- [Your objective]
Repeat each entry as written, dropping any picture you find.

- [Dataset records]
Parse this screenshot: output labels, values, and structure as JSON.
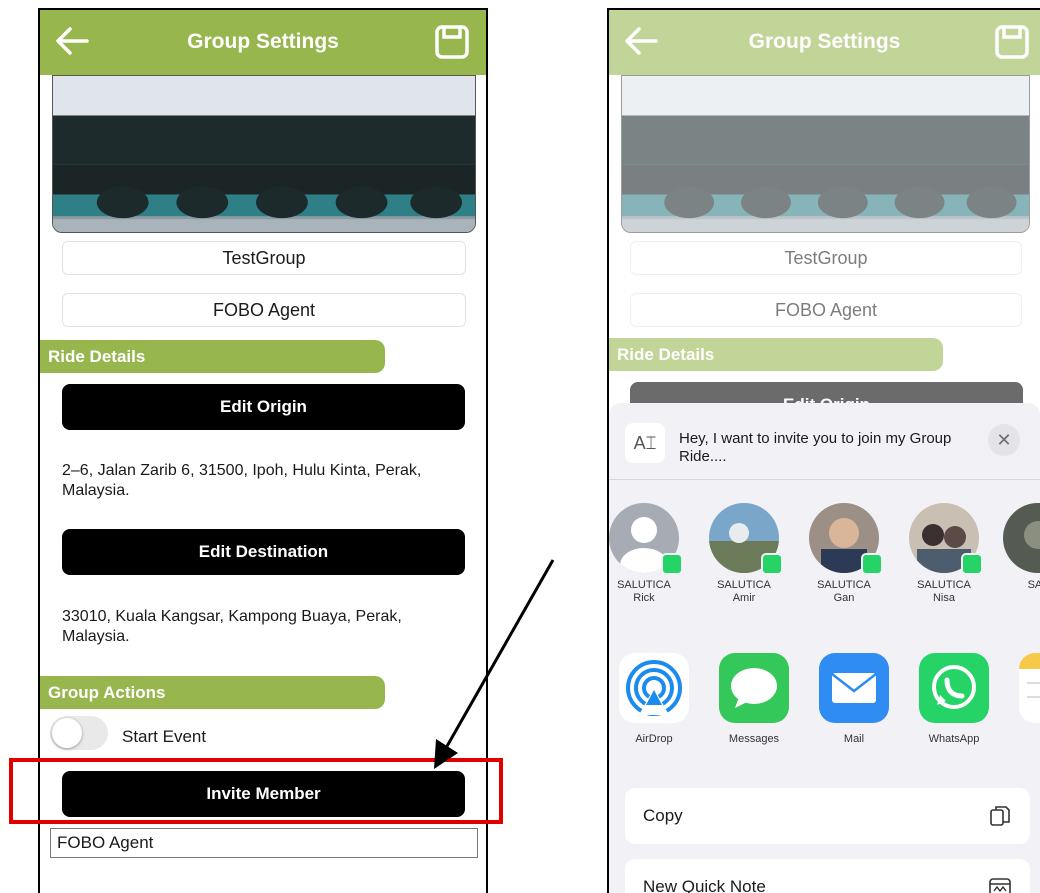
{
  "left": {
    "header": {
      "title": "Group Settings"
    },
    "group_name": "TestGroup",
    "agent_name": "FOBO Agent",
    "ride_details": {
      "title": "Ride Details",
      "edit_origin_label": "Edit Origin",
      "origin_address": "2–6, Jalan Zarib 6, 31500, Ipoh, Hulu Kinta, Perak, Malaysia.",
      "edit_destination_label": "Edit Destination",
      "destination_address": "33010, Kuala Kangsar, Kampong Buaya, Perak, Malaysia."
    },
    "group_actions": {
      "title": "Group Actions",
      "start_event_label": "Start Event",
      "start_event_on": false,
      "invite_label": "Invite Member",
      "member_value": "FOBO Agent"
    }
  },
  "right": {
    "header": {
      "title": "Group Settings"
    },
    "group_name": "TestGroup",
    "agent_name": "FOBO Agent",
    "ride_details_title": "Ride Details",
    "edit_origin_label": "Edit Origin",
    "share": {
      "icon_glyph": "A⌶",
      "message": "Hey, I want to invite you to join my Group Ride....",
      "close_glyph": "✕",
      "people": [
        {
          "line1": "SALUTICA",
          "line2": "Rick"
        },
        {
          "line1": "SALUTICA",
          "line2": "Amir"
        },
        {
          "line1": "SALUTICA",
          "line2": "Gan"
        },
        {
          "line1": "SALUTICA",
          "line2": "Nisa"
        },
        {
          "line1": "SAL",
          "line2": ""
        }
      ],
      "apps": [
        "AirDrop",
        "Messages",
        "Mail",
        "WhatsApp"
      ],
      "actions": [
        "Copy",
        "New Quick Note"
      ]
    }
  },
  "colors": {
    "brand_green": "#97b74e",
    "button_black": "#000000",
    "highlight_red": "#e00000",
    "whatsapp_green": "#25d366"
  }
}
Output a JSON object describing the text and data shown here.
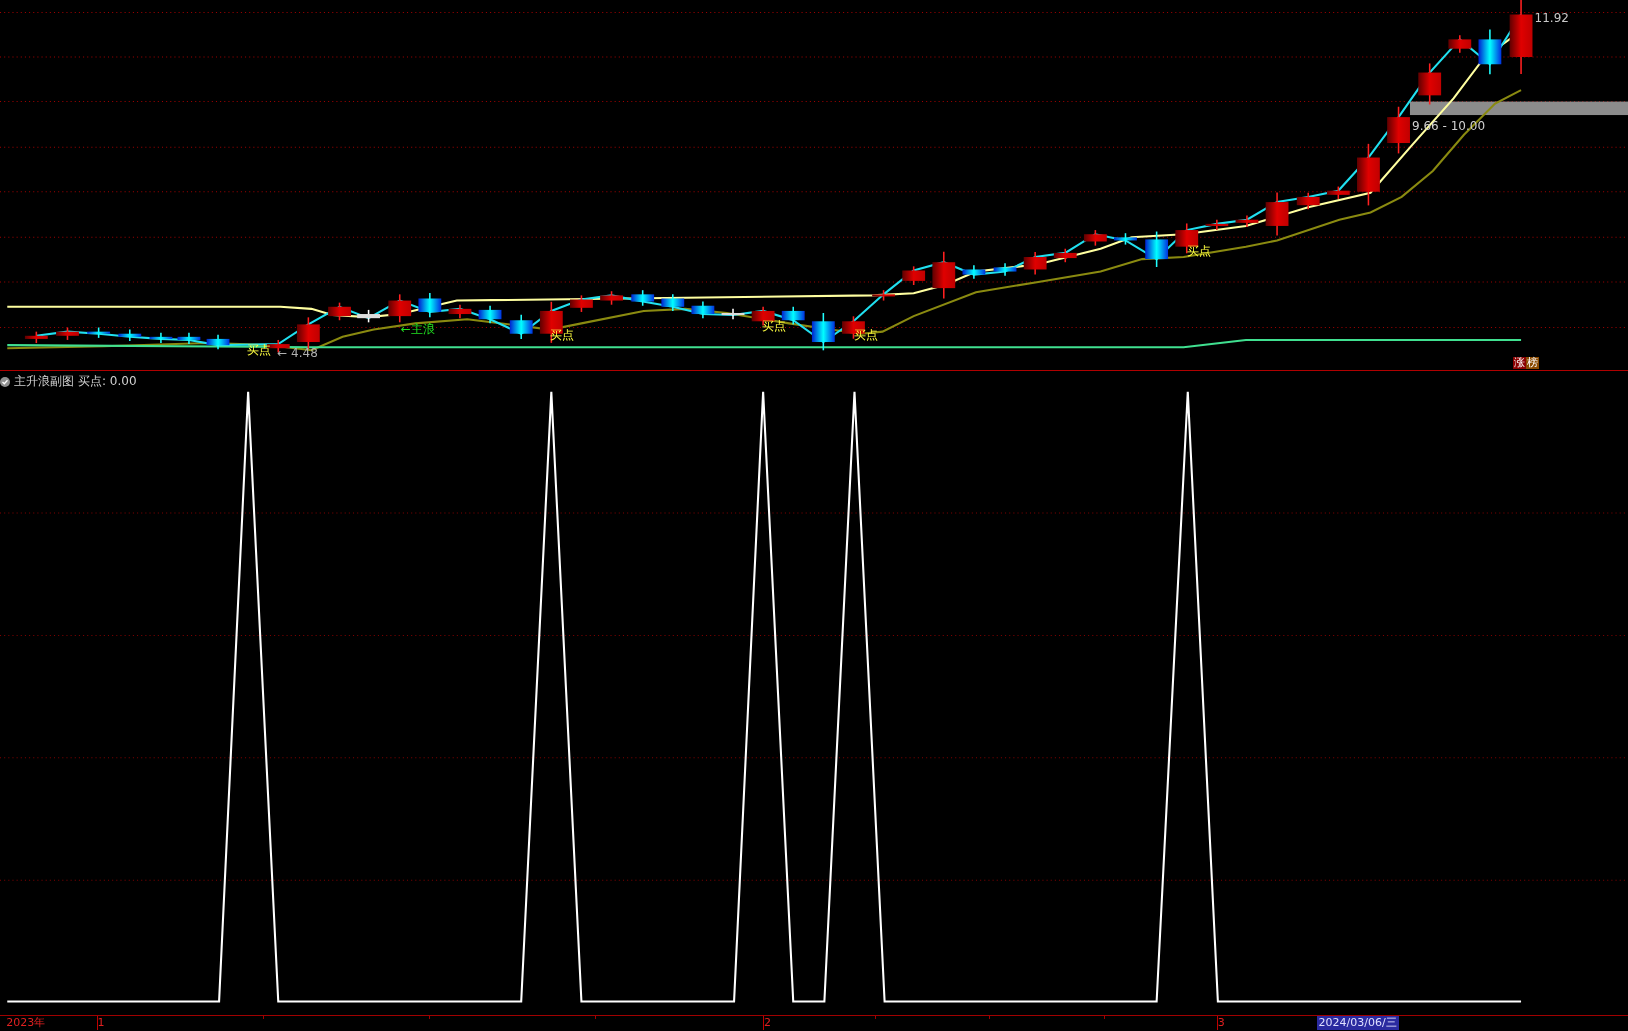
{
  "price_chart": {
    "high_label": "11.92",
    "range_label": "9.66 - 10.00",
    "low_label": "← 4.48",
    "wave_label": "←主浪",
    "buy_labels": [
      "买点",
      "买点",
      "买点",
      "买点",
      "买点"
    ],
    "badges": [
      {
        "text": "涨",
        "kind": "limit"
      },
      {
        "text": "榜",
        "kind": "rank"
      }
    ]
  },
  "indicator": {
    "title": "主升浪副图",
    "reading": "买点: 0.00"
  },
  "time_axis": {
    "labels": [
      "2023年",
      "1",
      "2",
      "3"
    ],
    "cursor_date": "2024/03/06/三"
  }
}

- [Completed task]
Parse this screenshot: output labels, values, and structure as JSON.
{
  "left": {
    "header": {
      "title": "Group Settings"
    },
    "group_name": "TestGroup",
    "agent_name": "FOBO Agent",
    "ride_details": {
      "title": "Ride Details",
      "edit_origin_label": "Edit Origin",
      "origin_address": "2–6, Jalan Zarib 6, 31500, Ipoh, Hulu Kinta, Perak, Malaysia.",
      "edit_destination_label": "Edit Destination",
      "destination_address": "33010, Kuala Kangsar, Kampong Buaya, Perak, Malaysia."
    },
    "group_actions": {
      "title": "Group Actions",
      "start_event_label": "Start Event",
      "start_event_on": false,
      "invite_label": "Invite Member",
      "member_value": "FOBO Agent"
    }
  },
  "right": {
    "header": {
      "title": "Group Settings"
    },
    "group_name": "TestGroup",
    "agent_name": "FOBO Agent",
    "ride_details_title": "Ride Details",
    "edit_origin_label": "Edit Origin",
    "share": {
      "icon_glyph": "A⌶",
      "message": "Hey, I want to invite you to join my Group Ride....",
      "close_glyph": "✕",
      "people": [
        {
          "line1": "SALUTICA",
          "line2": "Rick"
        },
        {
          "line1": "SALUTICA",
          "line2": "Amir"
        },
        {
          "line1": "SALUTICA",
          "line2": "Gan"
        },
        {
          "line1": "SALUTICA",
          "line2": "Nisa"
        },
        {
          "line1": "SAL",
          "line2": ""
        }
      ],
      "apps": [
        "AirDrop",
        "Messages",
        "Mail",
        "WhatsApp"
      ],
      "actions": [
        "Copy",
        "New Quick Note"
      ]
    }
  },
  "colors": {
    "brand_green": "#97b74e",
    "button_black": "#000000",
    "highlight_red": "#e00000",
    "whatsapp_green": "#25d366"
  }
}
Output a JSON object describing the text and data shown here.
{
  "price_chart": {
    "high_label": "11.92",
    "range_label": "9.66 - 10.00",
    "low_label": "← 4.48",
    "wave_label": "←主浪",
    "buy_labels": [
      "买点",
      "买点",
      "买点",
      "买点",
      "买点"
    ],
    "badges": [
      {
        "text": "涨",
        "kind": "limit"
      },
      {
        "text": "榜",
        "kind": "rank"
      }
    ]
  },
  "indicator": {
    "title": "主升浪副图",
    "reading": "买点: 0.00"
  },
  "time_axis": {
    "labels": [
      "2023年",
      "1",
      "2",
      "3"
    ],
    "cursor_date": "2024/03/06/三"
  }
}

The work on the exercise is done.